Can you restate the records below word for word?
+++ Data to process
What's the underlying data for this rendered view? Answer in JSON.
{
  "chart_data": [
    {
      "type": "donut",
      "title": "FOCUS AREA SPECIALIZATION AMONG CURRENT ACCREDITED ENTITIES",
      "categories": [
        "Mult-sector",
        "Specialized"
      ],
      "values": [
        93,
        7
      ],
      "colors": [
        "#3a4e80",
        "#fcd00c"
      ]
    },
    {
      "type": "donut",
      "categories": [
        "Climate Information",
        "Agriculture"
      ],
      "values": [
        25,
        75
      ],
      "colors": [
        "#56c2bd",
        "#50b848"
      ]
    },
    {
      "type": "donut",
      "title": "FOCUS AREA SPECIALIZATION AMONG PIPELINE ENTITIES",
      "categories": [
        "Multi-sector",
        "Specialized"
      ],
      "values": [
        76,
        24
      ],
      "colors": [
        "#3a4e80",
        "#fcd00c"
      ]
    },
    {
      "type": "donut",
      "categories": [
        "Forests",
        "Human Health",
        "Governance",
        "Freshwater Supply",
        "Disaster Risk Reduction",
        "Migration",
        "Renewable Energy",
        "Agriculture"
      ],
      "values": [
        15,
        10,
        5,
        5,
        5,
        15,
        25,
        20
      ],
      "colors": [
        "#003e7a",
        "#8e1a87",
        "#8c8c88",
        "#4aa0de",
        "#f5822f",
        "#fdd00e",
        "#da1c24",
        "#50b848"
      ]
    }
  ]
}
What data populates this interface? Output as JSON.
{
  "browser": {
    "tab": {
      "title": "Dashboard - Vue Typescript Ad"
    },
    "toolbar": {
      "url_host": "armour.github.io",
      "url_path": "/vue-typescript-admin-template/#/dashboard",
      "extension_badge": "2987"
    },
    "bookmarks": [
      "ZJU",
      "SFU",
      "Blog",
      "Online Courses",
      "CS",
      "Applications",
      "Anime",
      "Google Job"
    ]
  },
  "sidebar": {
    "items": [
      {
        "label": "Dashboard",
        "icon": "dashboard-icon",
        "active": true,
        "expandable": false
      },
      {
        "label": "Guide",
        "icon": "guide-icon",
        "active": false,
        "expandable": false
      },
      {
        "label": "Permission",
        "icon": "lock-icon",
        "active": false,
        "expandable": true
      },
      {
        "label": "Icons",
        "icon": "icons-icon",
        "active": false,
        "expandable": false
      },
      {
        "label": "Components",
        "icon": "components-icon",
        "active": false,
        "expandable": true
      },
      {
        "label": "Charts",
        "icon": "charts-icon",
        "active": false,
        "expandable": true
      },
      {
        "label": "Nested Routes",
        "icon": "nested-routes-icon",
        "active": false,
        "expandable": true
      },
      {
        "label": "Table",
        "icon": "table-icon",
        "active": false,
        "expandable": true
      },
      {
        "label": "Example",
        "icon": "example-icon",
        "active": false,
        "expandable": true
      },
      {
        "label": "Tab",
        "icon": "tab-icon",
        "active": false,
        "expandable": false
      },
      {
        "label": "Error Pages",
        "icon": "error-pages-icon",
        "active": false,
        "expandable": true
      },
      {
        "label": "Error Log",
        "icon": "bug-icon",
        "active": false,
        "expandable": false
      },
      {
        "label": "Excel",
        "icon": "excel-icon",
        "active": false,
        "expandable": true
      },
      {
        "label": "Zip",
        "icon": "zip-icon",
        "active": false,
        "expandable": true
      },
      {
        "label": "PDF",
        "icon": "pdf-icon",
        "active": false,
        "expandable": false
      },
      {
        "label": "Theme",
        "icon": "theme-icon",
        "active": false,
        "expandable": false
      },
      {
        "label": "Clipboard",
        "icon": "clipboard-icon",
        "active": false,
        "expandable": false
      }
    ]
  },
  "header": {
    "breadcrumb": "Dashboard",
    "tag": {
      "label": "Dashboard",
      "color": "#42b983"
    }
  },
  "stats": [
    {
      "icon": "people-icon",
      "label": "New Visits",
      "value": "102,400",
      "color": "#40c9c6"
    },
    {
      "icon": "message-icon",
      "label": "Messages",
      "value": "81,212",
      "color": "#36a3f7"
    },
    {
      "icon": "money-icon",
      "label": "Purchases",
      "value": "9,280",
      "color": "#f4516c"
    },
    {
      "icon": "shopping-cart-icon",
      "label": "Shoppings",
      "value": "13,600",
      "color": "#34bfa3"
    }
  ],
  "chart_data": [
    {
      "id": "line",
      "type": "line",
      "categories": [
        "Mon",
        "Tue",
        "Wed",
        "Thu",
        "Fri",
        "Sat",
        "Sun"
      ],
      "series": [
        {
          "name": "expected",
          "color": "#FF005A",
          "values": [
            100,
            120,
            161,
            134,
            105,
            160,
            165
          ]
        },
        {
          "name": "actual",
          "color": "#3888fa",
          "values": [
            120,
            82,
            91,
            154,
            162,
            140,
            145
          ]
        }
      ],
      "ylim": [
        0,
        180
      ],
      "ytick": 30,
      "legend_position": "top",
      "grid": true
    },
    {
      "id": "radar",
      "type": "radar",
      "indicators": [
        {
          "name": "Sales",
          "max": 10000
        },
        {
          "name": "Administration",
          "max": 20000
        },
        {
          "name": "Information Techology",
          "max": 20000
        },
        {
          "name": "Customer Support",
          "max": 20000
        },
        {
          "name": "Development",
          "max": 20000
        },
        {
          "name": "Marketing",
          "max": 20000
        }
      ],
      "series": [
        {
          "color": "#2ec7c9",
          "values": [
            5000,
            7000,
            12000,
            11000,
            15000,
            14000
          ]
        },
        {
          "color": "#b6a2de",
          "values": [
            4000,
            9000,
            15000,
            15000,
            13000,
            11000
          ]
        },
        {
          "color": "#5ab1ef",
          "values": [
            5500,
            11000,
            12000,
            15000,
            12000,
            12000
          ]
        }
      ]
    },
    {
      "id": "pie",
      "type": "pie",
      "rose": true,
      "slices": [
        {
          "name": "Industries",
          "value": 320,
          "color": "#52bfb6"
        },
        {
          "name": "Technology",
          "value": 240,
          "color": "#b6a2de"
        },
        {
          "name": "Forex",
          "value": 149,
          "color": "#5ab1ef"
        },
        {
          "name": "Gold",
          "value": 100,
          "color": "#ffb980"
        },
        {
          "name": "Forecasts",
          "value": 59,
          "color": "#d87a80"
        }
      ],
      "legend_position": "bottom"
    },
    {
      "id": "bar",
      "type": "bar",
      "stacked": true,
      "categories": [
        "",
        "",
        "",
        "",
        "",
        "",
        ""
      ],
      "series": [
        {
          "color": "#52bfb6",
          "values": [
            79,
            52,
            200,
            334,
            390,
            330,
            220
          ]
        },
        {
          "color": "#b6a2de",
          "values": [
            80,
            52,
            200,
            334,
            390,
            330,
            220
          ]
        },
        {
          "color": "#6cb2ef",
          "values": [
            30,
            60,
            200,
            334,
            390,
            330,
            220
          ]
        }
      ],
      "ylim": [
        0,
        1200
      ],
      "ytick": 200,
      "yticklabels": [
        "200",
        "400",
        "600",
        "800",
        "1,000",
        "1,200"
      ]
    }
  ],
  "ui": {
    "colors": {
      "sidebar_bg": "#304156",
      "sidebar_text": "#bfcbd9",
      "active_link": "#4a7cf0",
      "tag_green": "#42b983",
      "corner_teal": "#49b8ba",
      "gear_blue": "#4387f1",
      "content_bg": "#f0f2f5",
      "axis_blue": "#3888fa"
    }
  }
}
++++++
The output |
What's the underlying data for this rendered view? Answer in JSON.
{
  "chart_data": [
    {
      "type": "donut",
      "title": "FOCUS AREA SPECIALIZATION AMONG CURRENT ACCREDITED ENTITIES",
      "categories": [
        "Mult-sector",
        "Specialized"
      ],
      "values": [
        93,
        7
      ],
      "colors": [
        "#3a4e80",
        "#fcd00c"
      ]
    },
    {
      "type": "donut",
      "categories": [
        "Climate Information",
        "Agriculture"
      ],
      "values": [
        25,
        75
      ],
      "colors": [
        "#56c2bd",
        "#50b848"
      ]
    },
    {
      "type": "donut",
      "title": "FOCUS AREA SPECIALIZATION AMONG PIPELINE ENTITIES",
      "categories": [
        "Multi-sector",
        "Specialized"
      ],
      "values": [
        76,
        24
      ],
      "colors": [
        "#3a4e80",
        "#fcd00c"
      ]
    },
    {
      "type": "donut",
      "categories": [
        "Forests",
        "Human Health",
        "Governance",
        "Freshwater Supply",
        "Disaster Risk Reduction",
        "Migration",
        "Renewable Energy",
        "Agriculture"
      ],
      "values": [
        15,
        10,
        5,
        5,
        5,
        15,
        25,
        20
      ],
      "colors": [
        "#003e7a",
        "#8e1a87",
        "#8c8c88",
        "#4aa0de",
        "#f5822f",
        "#fdd00e",
        "#da1c24",
        "#50b848"
      ]
    }
  ]
}
What data populates this interface? Output as JSON.
{
  "browser": {
    "tab": {
      "title": "Dashboard - Vue Typescript Ad"
    },
    "toolbar": {
      "url_host": "armour.github.io",
      "url_path": "/vue-typescript-admin-template/#/dashboard",
      "extension_badge": "2987"
    },
    "bookmarks": [
      "ZJU",
      "SFU",
      "Blog",
      "Online Courses",
      "CS",
      "Applications",
      "Anime",
      "Google Job"
    ]
  },
  "sidebar": {
    "items": [
      {
        "label": "Dashboard",
        "icon": "dashboard-icon",
        "active": true,
        "expandable": false
      },
      {
        "label": "Guide",
        "icon": "guide-icon",
        "active": false,
        "expandable": false
      },
      {
        "label": "Permission",
        "icon": "lock-icon",
        "active": false,
        "expandable": true
      },
      {
        "label": "Icons",
        "icon": "icons-icon",
        "active": false,
        "expandable": false
      },
      {
        "label": "Components",
        "icon": "components-icon",
        "active": false,
        "expandable": true
      },
      {
        "label": "Charts",
        "icon": "charts-icon",
        "active": false,
        "expandable": true
      },
      {
        "label": "Nested Routes",
        "icon": "nested-routes-icon",
        "active": false,
        "expandable": true
      },
      {
        "label": "Table",
        "icon": "table-icon",
        "active": false,
        "expandable": true
      },
      {
        "label": "Example",
        "icon": "example-icon",
        "active": false,
        "expandable": true
      },
      {
        "label": "Tab",
        "icon": "tab-icon",
        "active": false,
        "expandable": false
      },
      {
        "label": "Error Pages",
        "icon": "error-pages-icon",
        "active": false,
        "expandable": true
      },
      {
        "label": "Error Log",
        "icon": "bug-icon",
        "active": false,
        "expandable": false
      },
      {
        "label": "Excel",
        "icon": "excel-icon",
        "active": false,
        "expandable": true
      },
      {
        "label": "Zip",
        "icon": "zip-icon",
        "active": false,
        "expandable": true
      },
      {
        "label": "PDF",
        "icon": "pdf-icon",
        "active": false,
        "expandable": false
      },
      {
        "label": "Theme",
        "icon": "theme-icon",
        "active": false,
        "expandable": false
      },
      {
        "label": "Clipboard",
        "icon": "clipboard-icon",
        "active": false,
        "expandable": false
      }
    ]
  },
  "header": {
    "breadcrumb": "Dashboard",
    "tag": {
      "label": "Dashboard",
      "color": "#42b983"
    }
  },
  "stats": [
    {
      "icon": "people-icon",
      "label": "New Visits",
      "value": "102,400",
      "color": "#40c9c6"
    },
    {
      "icon": "message-icon",
      "label": "Messages",
      "value": "81,212",
      "color": "#36a3f7"
    },
    {
      "icon": "money-icon",
      "label": "Purchases",
      "value": "9,280",
      "color": "#f4516c"
    },
    {
      "icon": "shopping-cart-icon",
      "label": "Shoppings",
      "value": "13,600",
      "color": "#34bfa3"
    }
  ],
  "chart_data": [
    {
      "id": "line",
      "type": "line",
      "categories": [
        "Mon",
        "Tue",
        "Wed",
        "Thu",
        "Fri",
        "Sat",
        "Sun"
      ],
      "series": [
        {
          "name": "expected",
          "color": "#FF005A",
          "values": [
            100,
            120,
            161,
            134,
            105,
            160,
            165
          ]
        },
        {
          "name": "actual",
          "color": "#3888fa",
          "values": [
            120,
            82,
            91,
            154,
            162,
            140,
            145
          ]
        }
      ],
      "ylim": [
        0,
        180
      ],
      "ytick": 30,
      "legend_position": "top",
      "grid": true
    },
    {
      "id": "radar",
      "type": "radar",
      "indicators": [
        {
          "name": "Sales",
          "max": 10000
        },
        {
          "name": "Administration",
          "max": 20000
        },
        {
          "name": "Information Techology",
          "max": 20000
        },
        {
          "name": "Customer Support",
          "max": 20000
        },
        {
          "name": "Development",
          "max": 20000
        },
        {
          "name": "Marketing",
          "max": 20000
        }
      ],
      "series": [
        {
          "color": "#2ec7c9",
          "values": [
            5000,
            7000,
            12000,
            11000,
            15000,
            14000
          ]
        },
        {
          "color": "#b6a2de",
          "values": [
            4000,
            9000,
            15000,
            15000,
            13000,
            11000
          ]
        },
        {
          "color": "#5ab1ef",
          "values": [
            5500,
            11000,
            12000,
            15000,
            12000,
            12000
          ]
        }
      ]
    },
    {
      "id": "pie",
      "type": "pie",
      "rose": true,
      "slices": [
        {
          "name": "Industries",
          "value": 320,
          "color": "#52bfb6"
        },
        {
          "name": "Technology",
          "value": 240,
          "color": "#b6a2de"
        },
        {
          "name": "Forex",
          "value": 149,
          "color": "#5ab1ef"
        },
        {
          "name": "Gold",
          "value": 100,
          "color": "#ffb980"
        },
        {
          "name": "Forecasts",
          "value": 59,
          "color": "#d87a80"
        }
      ],
      "legend_position": "bottom"
    },
    {
      "id": "bar",
      "type": "bar",
      "stacked": true,
      "categories": [
        "",
        "",
        "",
        "",
        "",
        "",
        ""
      ],
      "series": [
        {
          "color": "#52bfb6",
          "values": [
            79,
            52,
            200,
            334,
            390,
            330,
            220
          ]
        },
        {
          "color": "#b6a2de",
          "values": [
            80,
            52,
            200,
            334,
            390,
            330,
            220
          ]
        },
        {
          "color": "#6cb2ef",
          "values": [
            30,
            60,
            200,
            334,
            390,
            330,
            220
          ]
        }
      ],
      "ylim": [
        0,
        1200
      ],
      "ytick": 200,
      "yticklabels": [
        "200",
        "400",
        "600",
        "800",
        "1,000",
        "1,200"
      ]
    }
  ],
  "ui": {
    "colors": {
      "sidebar_bg": "#304156",
      "sidebar_text": "#bfcbd9",
      "active_link": "#4a7cf0",
      "tag_green": "#42b983",
      "corner_teal": "#49b8ba",
      "gear_blue": "#4387f1",
      "content_bg": "#f0f2f5",
      "axis_blue": "#3888fa"
    }
  }
}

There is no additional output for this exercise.